SET EXERCISE.
Leave the pictures out, and retype all of the material exactly as written.
* BEGIN GIVEN DATA *
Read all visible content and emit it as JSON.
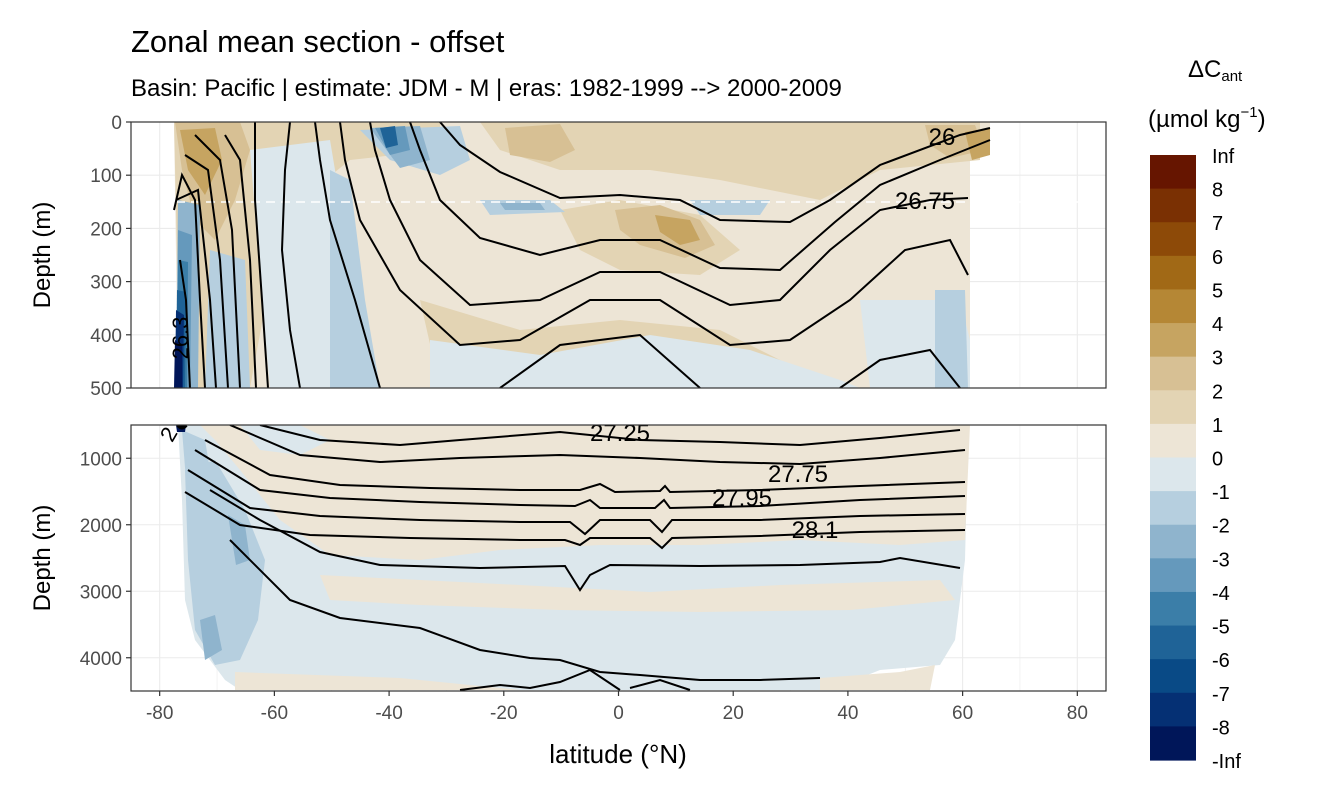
{
  "chart_data": {
    "type": "filled-contour section",
    "title": "Zonal mean section - offset",
    "subtitle": "Basin: Pacific | estimate: JDM - M | eras: 1982-1999 --> 2000-2009",
    "xlabel": "latitude (°N)",
    "xlim": [
      -85,
      85
    ],
    "xticks": [
      "-80",
      "-60",
      "-40",
      "-20",
      "0",
      "20",
      "40",
      "60",
      "80"
    ],
    "panels": [
      {
        "ylabel": "Depth (m)",
        "ylim": [
          0,
          500
        ],
        "yticks": [
          "0",
          "100",
          "200",
          "300",
          "400",
          "500"
        ],
        "reference_depth": 150,
        "contour_labels": [
          "26",
          "26.75",
          "26.3"
        ]
      },
      {
        "ylabel": "Depth (m)",
        "ylim": [
          500,
          4500
        ],
        "yticks": [
          "1000",
          "2000",
          "3000",
          "4000"
        ],
        "contour_labels": [
          "27.25",
          "27.75",
          "27.95",
          "28.1",
          "2"
        ]
      }
    ],
    "legend": {
      "title_symbol": "ΔC",
      "title_subscript": "ant",
      "title_unit": "(µmol kg",
      "title_unit_superscript": "−1",
      "title_unit_end": ")",
      "labels": [
        "Inf",
        "8",
        "7",
        "6",
        "5",
        "4",
        "3",
        "2",
        "1",
        "0",
        "-1",
        "-2",
        "-3",
        "-4",
        "-5",
        "-6",
        "-7",
        "-8",
        "-Inf"
      ],
      "colors": [
        "#661500",
        "#7a3003",
        "#8d4a08",
        "#a16916",
        "#b58735",
        "#c6a461",
        "#d7c094",
        "#e3d4b4",
        "#ede5d6",
        "#dce7ec",
        "#b6cfdf",
        "#8fb4cd",
        "#6599bc",
        "#3b7ea8",
        "#1f6397",
        "#094a86",
        "#053074",
        "#001659"
      ]
    }
  }
}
* END GIVEN DATA *
IN RESPONSE.
Read all visible content and emit it as JSON.
{
  "chart_data": {
    "type": "filled-contour section",
    "title": "Zonal mean section - offset",
    "subtitle": "Basin: Pacific | estimate: JDM - M | eras: 1982-1999 --> 2000-2009",
    "xlabel": "latitude (°N)",
    "xlim": [
      -85,
      85
    ],
    "xticks": [
      "-80",
      "-60",
      "-40",
      "-20",
      "0",
      "20",
      "40",
      "60",
      "80"
    ],
    "panels": [
      {
        "ylabel": "Depth (m)",
        "ylim": [
          0,
          500
        ],
        "yticks": [
          "0",
          "100",
          "200",
          "300",
          "400",
          "500"
        ],
        "reference_depth": 150,
        "contour_labels": [
          "26",
          "26.75",
          "26.3"
        ]
      },
      {
        "ylabel": "Depth (m)",
        "ylim": [
          500,
          4500
        ],
        "yticks": [
          "1000",
          "2000",
          "3000",
          "4000"
        ],
        "contour_labels": [
          "27.25",
          "27.75",
          "27.95",
          "28.1",
          "2"
        ]
      }
    ],
    "legend": {
      "title_symbol": "ΔC",
      "title_subscript": "ant",
      "title_unit": "(µmol kg",
      "title_unit_superscript": "−1",
      "title_unit_end": ")",
      "labels": [
        "Inf",
        "8",
        "7",
        "6",
        "5",
        "4",
        "3",
        "2",
        "1",
        "0",
        "-1",
        "-2",
        "-3",
        "-4",
        "-5",
        "-6",
        "-7",
        "-8",
        "-Inf"
      ],
      "colors": [
        "#661500",
        "#7a3003",
        "#8d4a08",
        "#a16916",
        "#b58735",
        "#c6a461",
        "#d7c094",
        "#e3d4b4",
        "#ede5d6",
        "#dce7ec",
        "#b6cfdf",
        "#8fb4cd",
        "#6599bc",
        "#3b7ea8",
        "#1f6397",
        "#094a86",
        "#053074",
        "#001659"
      ]
    }
  }
}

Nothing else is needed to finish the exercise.